Data records

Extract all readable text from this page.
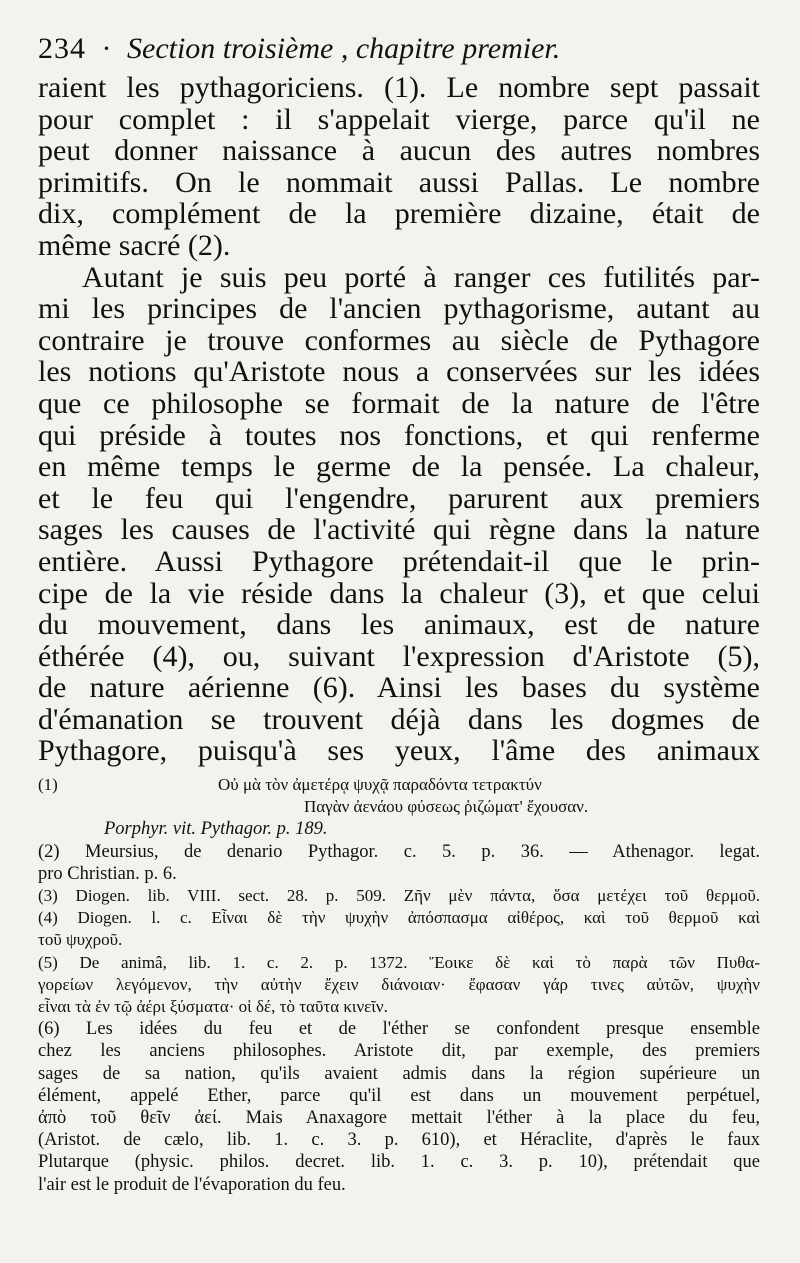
234 · Section troisième , chapitre premier.
raient les pythagoriciens. (1). Le nombre sept passait
pour complet : il s'appelait vierge, parce qu'il ne
peut donner naissance à aucun des autres nombres
primitifs. On le nommait aussi Pallas. Le nombre
dix, complément de la première dizaine, était de
même sacré (2).
Autant je suis peu porté à ranger ces futilités par-
mi les principes de l'ancien pythagorisme, autant au
contraire je trouve conformes au siècle de Pythagore
les notions qu'Aristote nous a conservées sur les idées
que ce philosophe se formait de la nature de l'être
qui préside à toutes nos fonctions, et qui renferme
en même temps le germe de la pensée. La chaleur,
et le feu qui l'engendre, parurent aux premiers
sages les causes de l'activité qui règne dans la nature
entière. Aussi Pythagore prétendait-il que le prin-
cipe de la vie réside dans la chaleur (3), et que celui
du mouvement, dans les animaux, est de nature
éthérée (4), ou, suivant l'expression d'Aristote (5),
de nature aérienne (6). Ainsi les bases du système
d'émanation se trouvent déjà dans les dogmes de
Pythagore, puisqu'à ses yeux, l'âme des animaux
(1)	Οὐ μὰ τὸν ἀμετέρᾳ ψυχᾷ παραδόντα τετρακτύν
Παγὰν ἀενάου φύσεως ῥιζώματ' ἔχουσαν.
Porphyr. vit. Pythagor. p. 189.
(2) Meursius, de denario Pythagor. c. 5. p. 36. — Athenagor. legat.
pro Christian. p. 6.
(3) Diogen. lib. VIII. sect. 28. p. 509. Ζῆν μὲν πάντα, ὅσα μετέχει τοῦ θερμοῦ.
(4) Diogen. l. c. Εἶναι δὲ τὴν ψυχὴν ἀπόσπασμα αἰθέρος, καὶ τοῦ θερμοῦ καὶ
τοῦ ψυχροῦ.
(5) De animâ, lib. 1. c. 2. p. 1372. Ἔοικε δὲ καὶ τὸ παρὰ τῶν Πυθα-
γορείων λεγόμενον, τὴν αὐτὴν ἔχειν διάνοιαν· ἔφασαν γάρ τινες αὐτῶν, ψυχὴν
εἶναι τὰ ἐν τῷ ἀέρι ξύσματα· οἱ δέ, τὸ ταῦτα κινεῖν.
(6) Les idées du feu et de l'éther se confondent presque ensemble
chez les anciens philosophes. Aristote dit, par exemple, des premiers
sages de sa nation, qu'ils avaient admis dans la région supérieure un
élément, appelé Ether, parce qu'il est dans un mouvement perpétuel,
ἀπὸ τοῦ θεῖν ἀεί. Mais Anaxagore mettait l'éther à la place du feu,
(Aristot. de cælo, lib. 1. c. 3. p. 610), et Héraclite, d'après le faux
Plutarque (physic. philos. decret. lib. 1. c. 3. p. 10), prétendait que
l'air est le produit de l'évaporation du feu.
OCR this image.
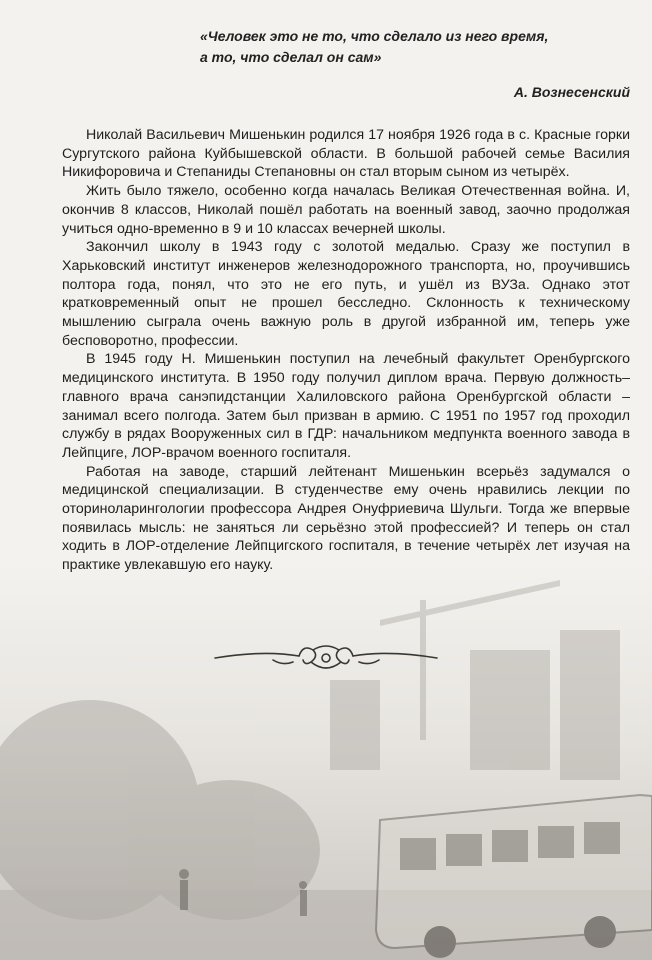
«Человек это не то, что сделало из него время,
а то, что сделал он сам»
А. Вознесенский

Николай Васильевич Мишенькин родился 17 ноября 1926 года в с. Красные горки Сургутского района Куйбышевской области. В большой рабочей семье Василия Никифоровича и Степаниды Степановны он стал вторым сыном из четырёх.

Жить было тяжело, особенно когда началась Великая Отечественная война. И, окончив 8 классов, Николай пошёл работать на военный завод, заочно продолжая учиться одно-временно в 9 и 10 классах вечерней школы.

Закончил школу в 1943 году с золотой медалью. Сразу же поступил в Харьковский институт инженеров железнодорожного транспорта, но, проучившись полтора года, понял, что это не его путь, и ушёл из ВУЗа. Однако этот кратковременный опыт не прошел бесследно. Склонность к техническому мышлению сыграла очень важную роль в другой избранной им, теперь уже бесповоротно, профессии.

В 1945 году Н. Мишенькин поступил на лечебный факультет Оренбургского медицинского института. В 1950 году получил диплом врача. Первую должность– главного врача санэпидстанции Халиловского района Оренбургской области – занимал всего полгода. Затем был призван в армию. С 1951 по 1957 год проходил службу в рядах Вооруженных сил в ГДР: начальником медпункта военного завода в Лейпциге, ЛОР-врачом военного госпиталя.

Работая на заводе, старший лейтенант Мишенькин всерьёз задумался о медицинской специализации. В студенчестве ему очень нравились лекции по оториноларингологии профессора Андрея Онуфриевича Шульги. Тогда же впервые появилась мысль: не заняться ли серьёзно этой профессией? И теперь он стал ходить в ЛОР-отделение Лейпцигского госпиталя, в течение четырёх лет изучая на практике увлекавшую его науку.
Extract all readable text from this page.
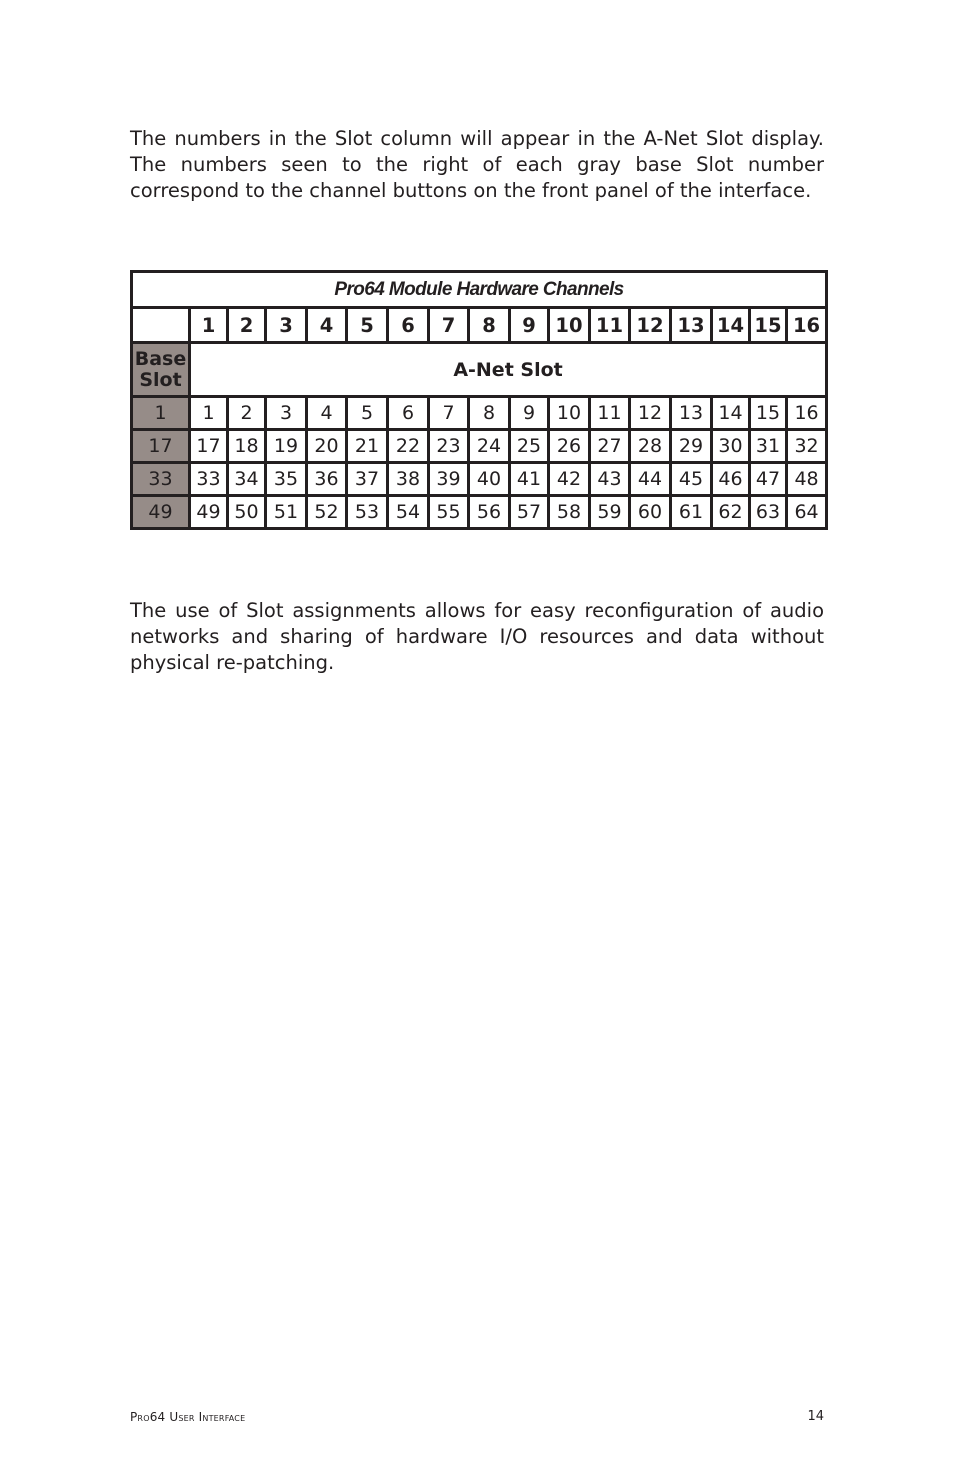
The numbers in the Slot column will appear in the A-Net Slot display. The numbers seen to the right of each gray base Slot number correspond to the channel buttons on the front panel of the interface.

Pro64 Module Hardware Channels																
	1	2	3	4	5	6	7	8	9	10	11	12	13	14	15	16
Base
Slot	A-Net Slot															
1	1	2	3	4	5	6	7	8	9	10	11	12	13	14	15	16
17	17	18	19	20	21	22	23	24	25	26	27	28	29	30	31	32
33	33	34	35	36	37	38	39	40	41	42	43	44	45	46	47	48
49	49	50	51	52	53	54	55	56	57	58	59	60	61	62	63	64

The use of Slot assignments allows for easy reconfiguration of audio networks and sharing of hardware I/O resources and data without physical re-patching.

Pro64 User Interface	14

**Your instructions**
Scan the listing above. Gather each line that contains the word "Николай".

**Exercise output**
Николай Васильевич Мишенькин родился 17 ноября 1926 года в с. Красные горки Сургутского района Куйбышевской области. В большой рабочей семье Василия Никифоровича и Степаниды Степановны он стал вторым сыном из четырёх.
Жить было тяжело, особенно когда началась Великая Отечественная война. И, окончив 8 классов, Николай пошёл работать на военный завод, заочно продолжая учиться одно-временно в 9 и 10 классах вечерней школы.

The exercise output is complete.